- [What is required]
Copy down every line where the string "this" shows up.

====== Supplied entries

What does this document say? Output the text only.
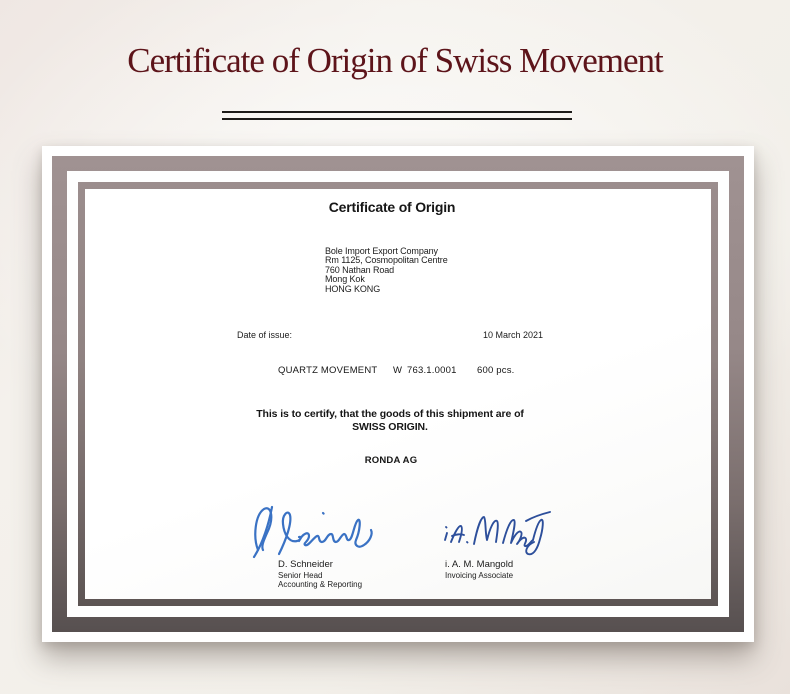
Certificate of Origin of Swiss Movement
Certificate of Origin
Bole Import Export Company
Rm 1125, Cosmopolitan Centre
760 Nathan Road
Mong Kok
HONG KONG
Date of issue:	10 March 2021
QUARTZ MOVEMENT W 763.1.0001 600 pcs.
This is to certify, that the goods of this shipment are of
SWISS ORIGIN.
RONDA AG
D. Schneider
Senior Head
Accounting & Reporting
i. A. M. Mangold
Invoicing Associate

============

- [Exercise output]
What does this document say? Output the text only.
This is to certify, that the goods of this shipment are of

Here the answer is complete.